REQUEST: Check each line below for the word "correction" and give the number of lines that have it, nothing more.

• • • • • • •

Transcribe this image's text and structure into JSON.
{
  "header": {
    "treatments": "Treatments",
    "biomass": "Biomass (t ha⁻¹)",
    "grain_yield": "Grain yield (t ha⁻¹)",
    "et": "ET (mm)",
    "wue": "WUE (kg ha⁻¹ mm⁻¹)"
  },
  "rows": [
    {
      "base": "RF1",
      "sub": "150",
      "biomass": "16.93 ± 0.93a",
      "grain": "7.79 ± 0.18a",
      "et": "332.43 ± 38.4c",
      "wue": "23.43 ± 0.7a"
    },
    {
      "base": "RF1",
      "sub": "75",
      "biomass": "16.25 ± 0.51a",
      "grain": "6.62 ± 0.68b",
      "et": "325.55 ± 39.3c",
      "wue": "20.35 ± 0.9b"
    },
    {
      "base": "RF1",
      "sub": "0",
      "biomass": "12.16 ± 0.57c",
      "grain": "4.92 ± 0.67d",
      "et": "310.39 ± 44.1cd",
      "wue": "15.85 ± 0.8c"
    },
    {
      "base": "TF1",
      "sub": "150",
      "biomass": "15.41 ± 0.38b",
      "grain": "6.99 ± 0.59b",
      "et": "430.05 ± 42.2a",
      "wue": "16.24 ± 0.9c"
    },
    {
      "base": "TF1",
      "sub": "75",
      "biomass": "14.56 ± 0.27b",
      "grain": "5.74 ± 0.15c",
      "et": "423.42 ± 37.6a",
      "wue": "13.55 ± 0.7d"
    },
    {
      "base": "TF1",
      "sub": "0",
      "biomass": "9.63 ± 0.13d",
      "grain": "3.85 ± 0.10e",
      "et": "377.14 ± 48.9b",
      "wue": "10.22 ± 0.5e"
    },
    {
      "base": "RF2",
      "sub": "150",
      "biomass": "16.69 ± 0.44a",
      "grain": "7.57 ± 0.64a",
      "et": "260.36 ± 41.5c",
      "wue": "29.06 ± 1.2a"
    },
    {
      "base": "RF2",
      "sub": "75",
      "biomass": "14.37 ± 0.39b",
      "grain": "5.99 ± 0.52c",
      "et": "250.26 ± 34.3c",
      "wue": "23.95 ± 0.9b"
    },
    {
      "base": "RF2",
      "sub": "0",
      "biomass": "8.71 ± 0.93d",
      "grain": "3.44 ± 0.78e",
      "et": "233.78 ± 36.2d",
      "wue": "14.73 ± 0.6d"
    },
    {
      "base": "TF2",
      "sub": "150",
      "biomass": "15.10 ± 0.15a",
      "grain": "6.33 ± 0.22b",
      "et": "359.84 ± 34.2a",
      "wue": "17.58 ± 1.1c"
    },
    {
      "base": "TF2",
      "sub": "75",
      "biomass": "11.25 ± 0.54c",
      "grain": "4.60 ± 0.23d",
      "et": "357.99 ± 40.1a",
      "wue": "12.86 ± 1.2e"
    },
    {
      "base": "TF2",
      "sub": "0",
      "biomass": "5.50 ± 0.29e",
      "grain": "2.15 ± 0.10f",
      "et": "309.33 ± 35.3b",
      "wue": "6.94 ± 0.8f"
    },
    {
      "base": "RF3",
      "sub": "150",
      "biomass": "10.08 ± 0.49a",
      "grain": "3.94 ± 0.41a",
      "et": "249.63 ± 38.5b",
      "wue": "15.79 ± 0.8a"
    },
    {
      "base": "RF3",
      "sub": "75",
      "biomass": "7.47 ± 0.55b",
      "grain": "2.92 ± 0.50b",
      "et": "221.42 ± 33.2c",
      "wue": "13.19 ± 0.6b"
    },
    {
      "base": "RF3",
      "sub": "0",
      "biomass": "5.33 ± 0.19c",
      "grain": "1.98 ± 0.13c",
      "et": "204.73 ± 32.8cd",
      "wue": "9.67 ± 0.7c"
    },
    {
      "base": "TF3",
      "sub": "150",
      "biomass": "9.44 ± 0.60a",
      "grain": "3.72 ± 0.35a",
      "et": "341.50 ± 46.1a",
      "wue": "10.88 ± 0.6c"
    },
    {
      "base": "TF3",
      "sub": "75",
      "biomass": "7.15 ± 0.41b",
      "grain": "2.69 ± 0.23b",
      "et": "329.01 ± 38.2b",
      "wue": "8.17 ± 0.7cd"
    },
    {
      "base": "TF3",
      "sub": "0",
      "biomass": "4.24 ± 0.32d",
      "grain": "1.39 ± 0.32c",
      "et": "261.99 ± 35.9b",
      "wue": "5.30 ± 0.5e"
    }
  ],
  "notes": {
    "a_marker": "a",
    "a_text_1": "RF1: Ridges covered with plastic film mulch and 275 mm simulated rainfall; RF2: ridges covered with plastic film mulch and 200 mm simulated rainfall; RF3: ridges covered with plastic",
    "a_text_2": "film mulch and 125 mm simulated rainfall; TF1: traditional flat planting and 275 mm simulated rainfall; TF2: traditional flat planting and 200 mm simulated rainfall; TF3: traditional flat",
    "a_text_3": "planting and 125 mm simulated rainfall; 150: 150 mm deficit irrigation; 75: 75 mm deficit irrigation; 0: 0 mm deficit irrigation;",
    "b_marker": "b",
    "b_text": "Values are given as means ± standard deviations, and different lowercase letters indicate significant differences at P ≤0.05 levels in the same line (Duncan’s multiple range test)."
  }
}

• • • • • • •

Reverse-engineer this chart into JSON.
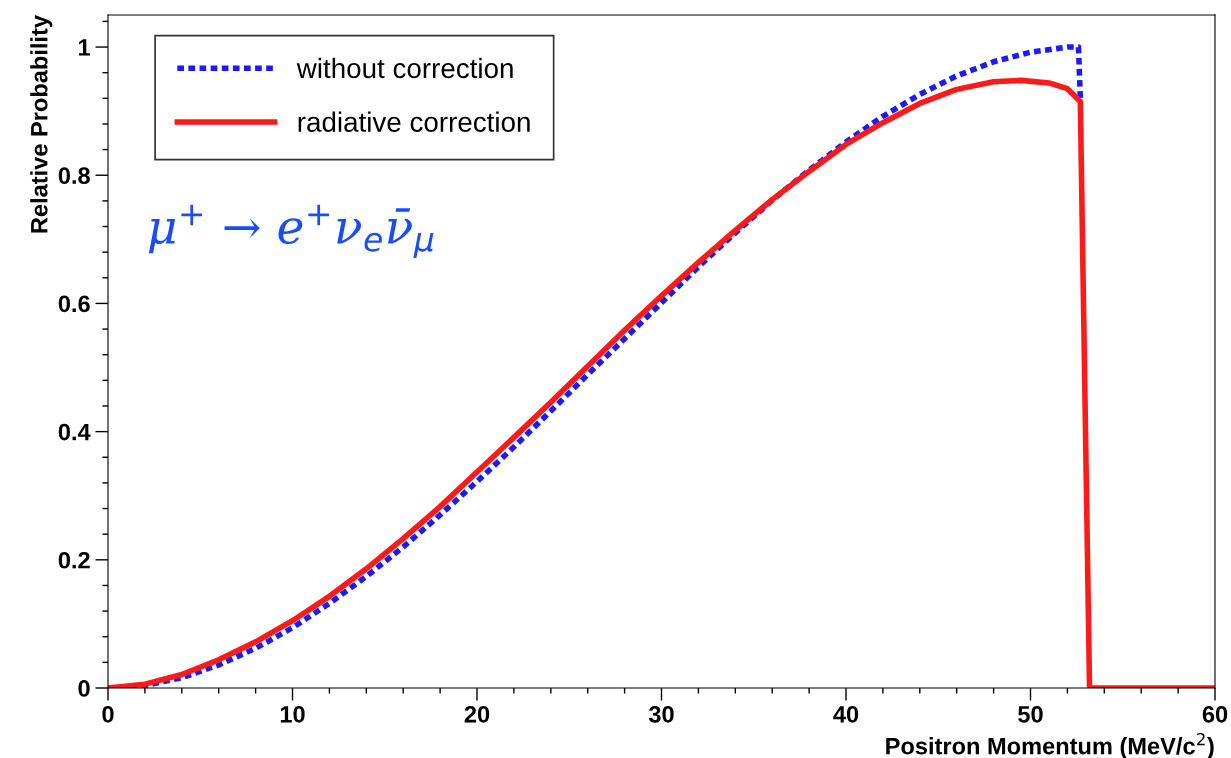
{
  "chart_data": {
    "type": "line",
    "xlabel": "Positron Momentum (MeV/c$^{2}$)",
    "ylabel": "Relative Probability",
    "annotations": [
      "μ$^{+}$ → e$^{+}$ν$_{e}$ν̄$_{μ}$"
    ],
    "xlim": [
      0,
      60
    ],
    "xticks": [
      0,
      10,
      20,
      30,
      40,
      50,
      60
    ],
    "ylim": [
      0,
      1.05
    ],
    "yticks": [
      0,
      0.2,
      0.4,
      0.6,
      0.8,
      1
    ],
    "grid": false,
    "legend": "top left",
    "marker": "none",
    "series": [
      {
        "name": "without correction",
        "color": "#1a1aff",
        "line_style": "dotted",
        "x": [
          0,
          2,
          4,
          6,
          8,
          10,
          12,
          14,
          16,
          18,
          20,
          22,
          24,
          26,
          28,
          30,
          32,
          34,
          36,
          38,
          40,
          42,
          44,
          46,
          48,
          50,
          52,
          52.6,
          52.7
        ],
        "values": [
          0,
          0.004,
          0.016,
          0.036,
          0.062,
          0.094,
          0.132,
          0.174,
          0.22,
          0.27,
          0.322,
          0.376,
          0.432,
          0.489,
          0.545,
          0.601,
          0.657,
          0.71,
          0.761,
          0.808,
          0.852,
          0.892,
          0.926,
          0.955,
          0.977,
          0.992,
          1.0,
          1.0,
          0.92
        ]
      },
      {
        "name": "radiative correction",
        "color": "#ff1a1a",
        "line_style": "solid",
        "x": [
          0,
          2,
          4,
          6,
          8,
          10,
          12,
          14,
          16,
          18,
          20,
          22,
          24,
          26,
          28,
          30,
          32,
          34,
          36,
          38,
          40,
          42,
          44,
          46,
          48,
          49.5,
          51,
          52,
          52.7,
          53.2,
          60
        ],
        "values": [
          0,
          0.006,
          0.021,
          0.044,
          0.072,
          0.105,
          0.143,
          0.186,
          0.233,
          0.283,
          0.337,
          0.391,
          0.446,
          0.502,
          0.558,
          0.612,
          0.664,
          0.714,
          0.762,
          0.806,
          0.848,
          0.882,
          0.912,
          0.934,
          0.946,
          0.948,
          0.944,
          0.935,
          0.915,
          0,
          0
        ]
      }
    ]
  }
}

• • • • • • •

SOLUTION TO THE EXERCISE: 2